Please return every line below that contains the string "this".

Data listing =

━━━━━━

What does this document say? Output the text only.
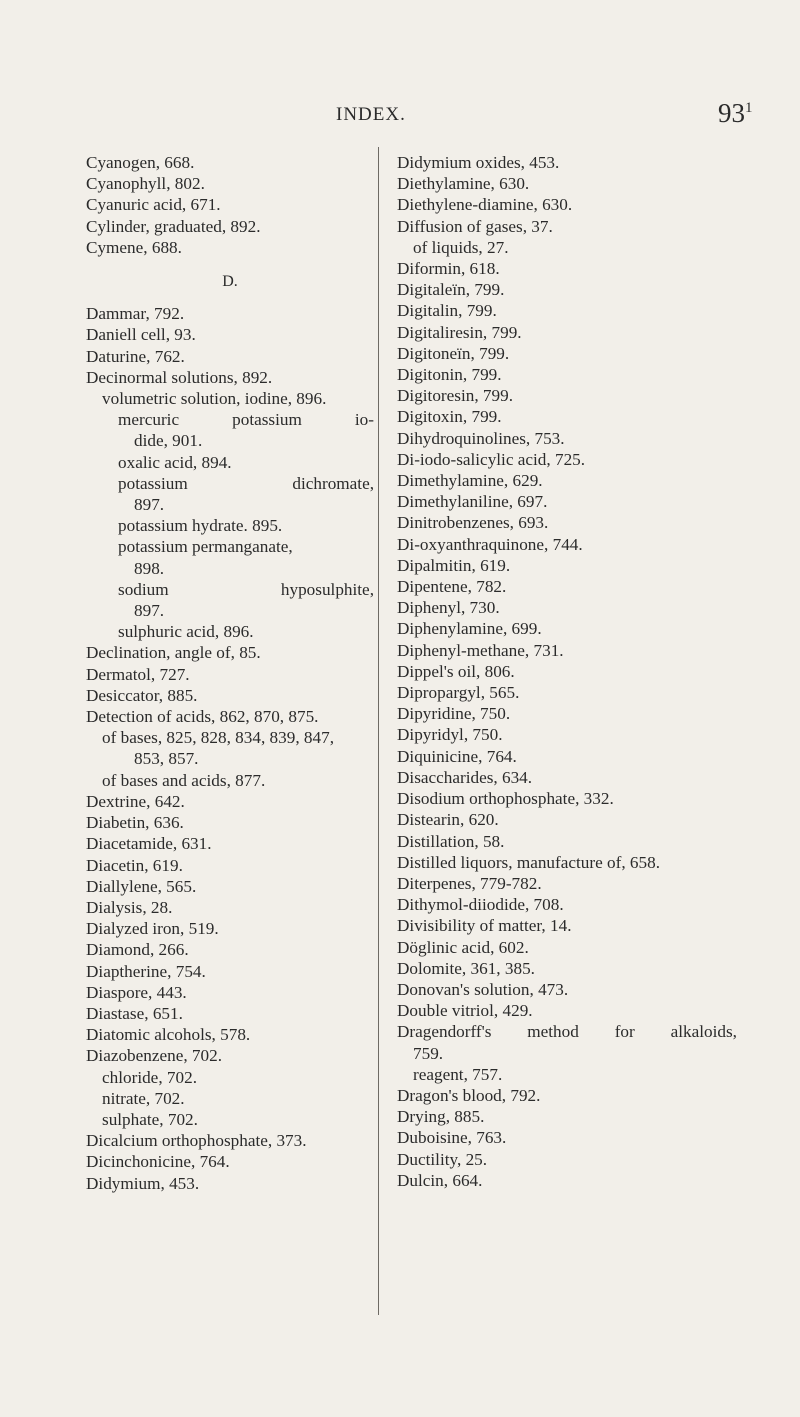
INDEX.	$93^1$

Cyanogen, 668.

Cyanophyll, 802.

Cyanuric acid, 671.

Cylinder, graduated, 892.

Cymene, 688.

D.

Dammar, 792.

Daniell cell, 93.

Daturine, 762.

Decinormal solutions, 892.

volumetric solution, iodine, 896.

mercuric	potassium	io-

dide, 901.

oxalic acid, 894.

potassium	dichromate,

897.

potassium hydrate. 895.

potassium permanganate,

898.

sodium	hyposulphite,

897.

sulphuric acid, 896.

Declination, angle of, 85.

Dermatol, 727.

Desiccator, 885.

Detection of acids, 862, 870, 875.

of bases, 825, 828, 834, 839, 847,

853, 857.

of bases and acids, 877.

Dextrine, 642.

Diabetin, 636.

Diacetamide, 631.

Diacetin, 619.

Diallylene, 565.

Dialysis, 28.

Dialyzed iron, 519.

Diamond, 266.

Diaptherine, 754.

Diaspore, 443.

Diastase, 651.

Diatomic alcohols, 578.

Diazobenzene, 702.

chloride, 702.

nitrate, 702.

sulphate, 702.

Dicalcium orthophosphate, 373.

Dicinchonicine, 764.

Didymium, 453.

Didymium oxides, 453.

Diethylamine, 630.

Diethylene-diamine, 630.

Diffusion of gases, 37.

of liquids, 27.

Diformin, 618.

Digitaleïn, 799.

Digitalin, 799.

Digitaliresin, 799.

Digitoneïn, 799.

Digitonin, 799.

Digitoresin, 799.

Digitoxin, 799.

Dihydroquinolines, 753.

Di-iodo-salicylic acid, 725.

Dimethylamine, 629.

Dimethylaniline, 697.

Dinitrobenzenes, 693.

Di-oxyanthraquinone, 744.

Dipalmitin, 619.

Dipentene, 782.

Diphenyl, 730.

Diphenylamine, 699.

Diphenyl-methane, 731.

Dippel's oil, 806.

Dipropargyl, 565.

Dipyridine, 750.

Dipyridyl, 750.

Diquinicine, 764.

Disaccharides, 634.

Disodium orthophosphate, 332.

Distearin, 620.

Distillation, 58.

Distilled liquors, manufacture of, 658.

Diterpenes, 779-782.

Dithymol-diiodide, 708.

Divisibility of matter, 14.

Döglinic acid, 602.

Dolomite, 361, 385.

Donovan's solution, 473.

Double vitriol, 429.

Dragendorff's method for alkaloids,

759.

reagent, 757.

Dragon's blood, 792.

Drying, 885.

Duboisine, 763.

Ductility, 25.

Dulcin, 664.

━━━━━━

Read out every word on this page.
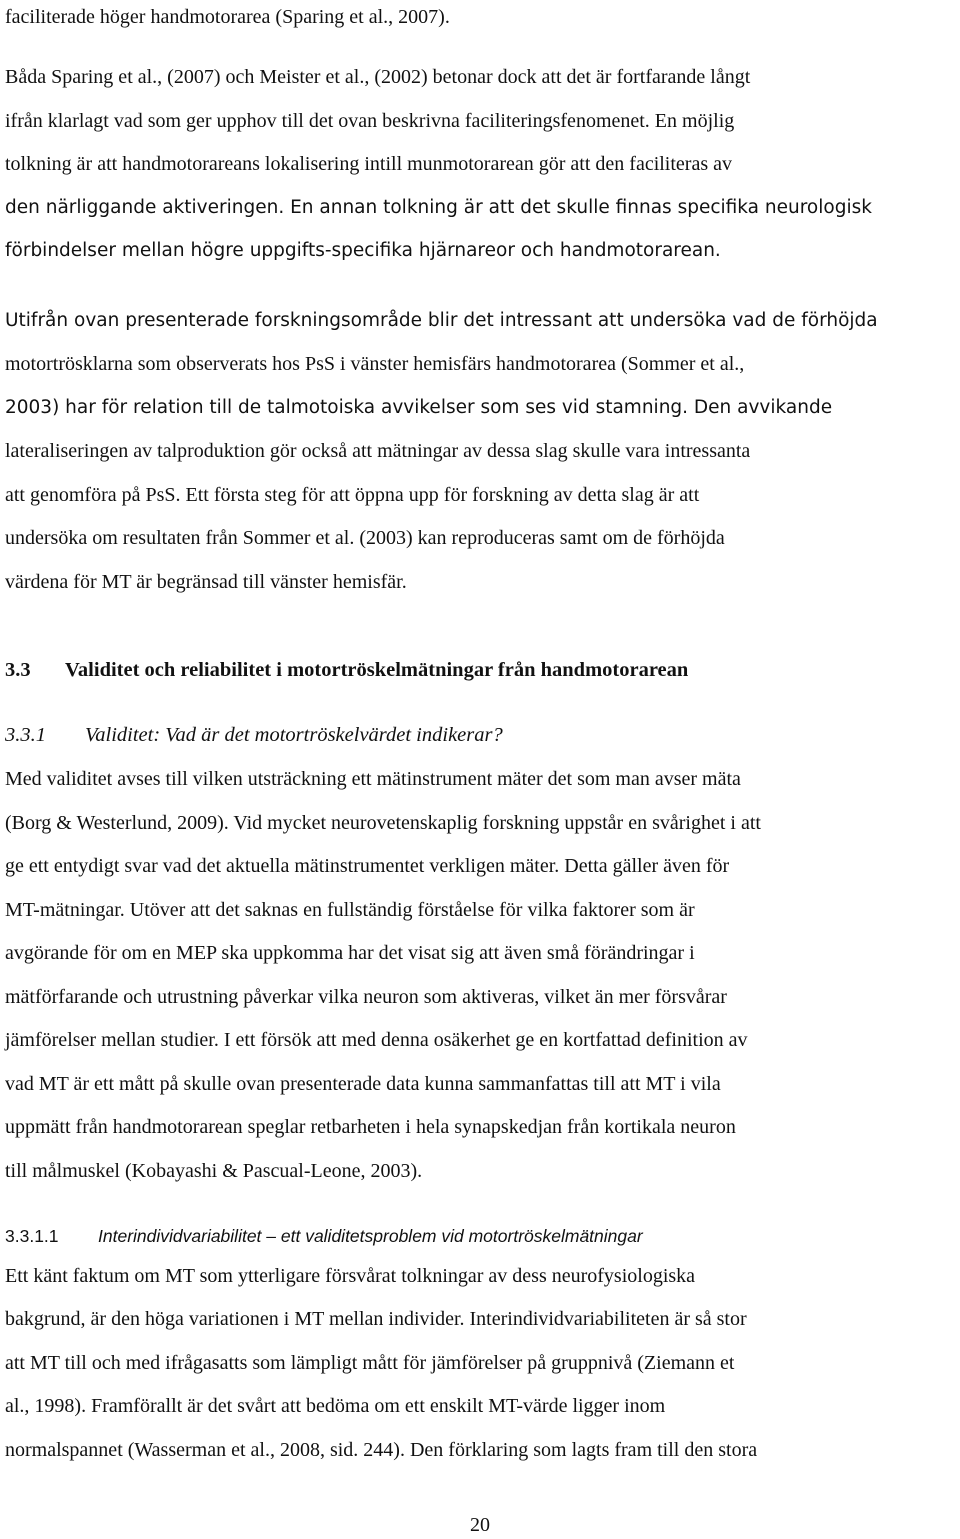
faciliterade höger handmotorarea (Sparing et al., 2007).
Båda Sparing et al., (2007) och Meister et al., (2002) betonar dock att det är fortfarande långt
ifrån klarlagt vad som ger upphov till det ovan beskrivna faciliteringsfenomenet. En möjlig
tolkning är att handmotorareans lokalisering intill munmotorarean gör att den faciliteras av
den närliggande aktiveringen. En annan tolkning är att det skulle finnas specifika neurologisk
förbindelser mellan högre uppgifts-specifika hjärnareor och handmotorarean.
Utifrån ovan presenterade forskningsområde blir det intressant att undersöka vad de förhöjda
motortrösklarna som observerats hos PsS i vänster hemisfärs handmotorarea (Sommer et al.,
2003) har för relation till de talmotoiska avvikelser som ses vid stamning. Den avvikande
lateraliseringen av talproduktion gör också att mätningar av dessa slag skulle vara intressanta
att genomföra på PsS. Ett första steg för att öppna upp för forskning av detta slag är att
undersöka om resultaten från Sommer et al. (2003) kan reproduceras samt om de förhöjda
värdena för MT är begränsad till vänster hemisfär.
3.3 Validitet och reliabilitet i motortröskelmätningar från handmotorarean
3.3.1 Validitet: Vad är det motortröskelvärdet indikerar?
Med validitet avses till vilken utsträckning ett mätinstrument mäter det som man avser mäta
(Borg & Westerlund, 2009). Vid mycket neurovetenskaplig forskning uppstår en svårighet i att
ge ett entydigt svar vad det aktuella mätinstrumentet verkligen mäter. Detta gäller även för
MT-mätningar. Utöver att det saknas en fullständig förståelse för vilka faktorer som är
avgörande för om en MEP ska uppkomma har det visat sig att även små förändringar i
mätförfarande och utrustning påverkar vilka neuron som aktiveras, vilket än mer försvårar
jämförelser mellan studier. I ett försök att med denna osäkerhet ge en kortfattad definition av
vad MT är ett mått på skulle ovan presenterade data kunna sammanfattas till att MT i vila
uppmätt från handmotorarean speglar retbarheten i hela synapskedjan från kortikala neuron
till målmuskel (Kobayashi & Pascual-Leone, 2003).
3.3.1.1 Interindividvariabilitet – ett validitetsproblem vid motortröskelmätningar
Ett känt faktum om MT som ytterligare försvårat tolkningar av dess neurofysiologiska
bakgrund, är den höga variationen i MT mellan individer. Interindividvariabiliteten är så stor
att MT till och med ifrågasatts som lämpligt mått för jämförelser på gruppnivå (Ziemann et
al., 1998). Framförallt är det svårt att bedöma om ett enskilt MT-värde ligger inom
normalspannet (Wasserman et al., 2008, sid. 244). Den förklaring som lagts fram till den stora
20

━━━━━━

Task response =
What does this document say? Output the text only.
Read out every word on this page.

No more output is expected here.